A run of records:
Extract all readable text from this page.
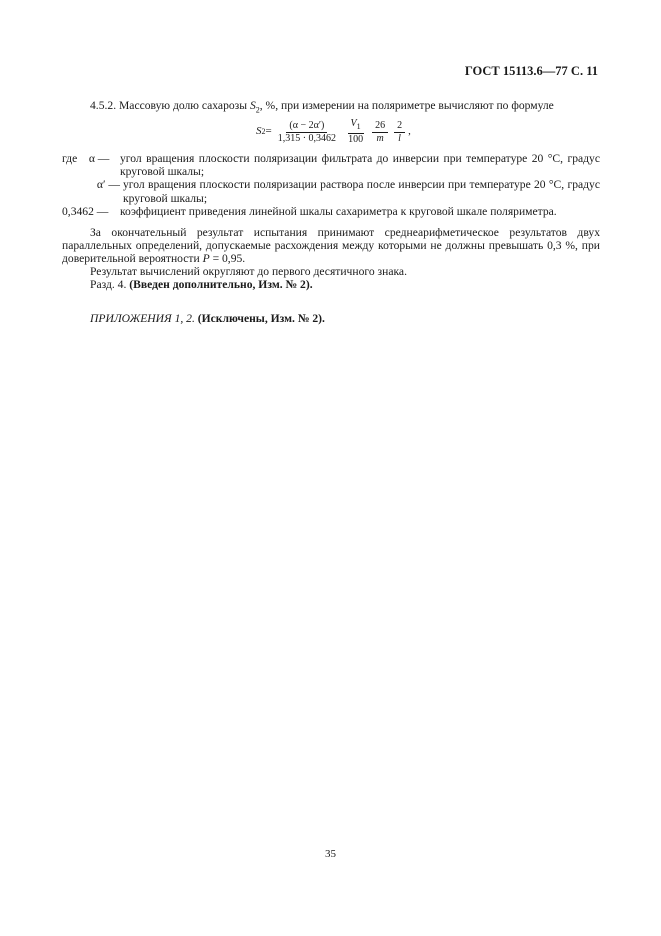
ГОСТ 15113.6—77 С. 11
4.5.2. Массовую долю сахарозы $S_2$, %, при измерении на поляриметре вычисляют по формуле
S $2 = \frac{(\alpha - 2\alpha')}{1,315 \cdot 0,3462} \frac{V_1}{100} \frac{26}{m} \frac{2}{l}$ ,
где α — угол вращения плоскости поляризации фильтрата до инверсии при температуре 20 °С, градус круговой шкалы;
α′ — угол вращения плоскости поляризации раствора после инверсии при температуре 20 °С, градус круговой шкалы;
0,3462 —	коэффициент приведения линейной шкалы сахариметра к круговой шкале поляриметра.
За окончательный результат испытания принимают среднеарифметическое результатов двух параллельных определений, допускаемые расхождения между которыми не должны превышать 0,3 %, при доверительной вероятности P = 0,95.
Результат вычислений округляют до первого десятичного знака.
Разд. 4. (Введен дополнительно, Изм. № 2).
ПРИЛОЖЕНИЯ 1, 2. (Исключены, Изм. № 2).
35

**OBJECTIVE**
Select all lines in the listing above where the word "поляризации" appears, and show them.

**RESULT OF THE TASK**
где α — угол вращения плоскости поляризации фильтрата до инверсии при температуре 20 °С, градус круговой шкалы;
α′ — угол вращения плоскости поляризации раствора после инверсии при температуре 20 °С, градус круговой шкалы;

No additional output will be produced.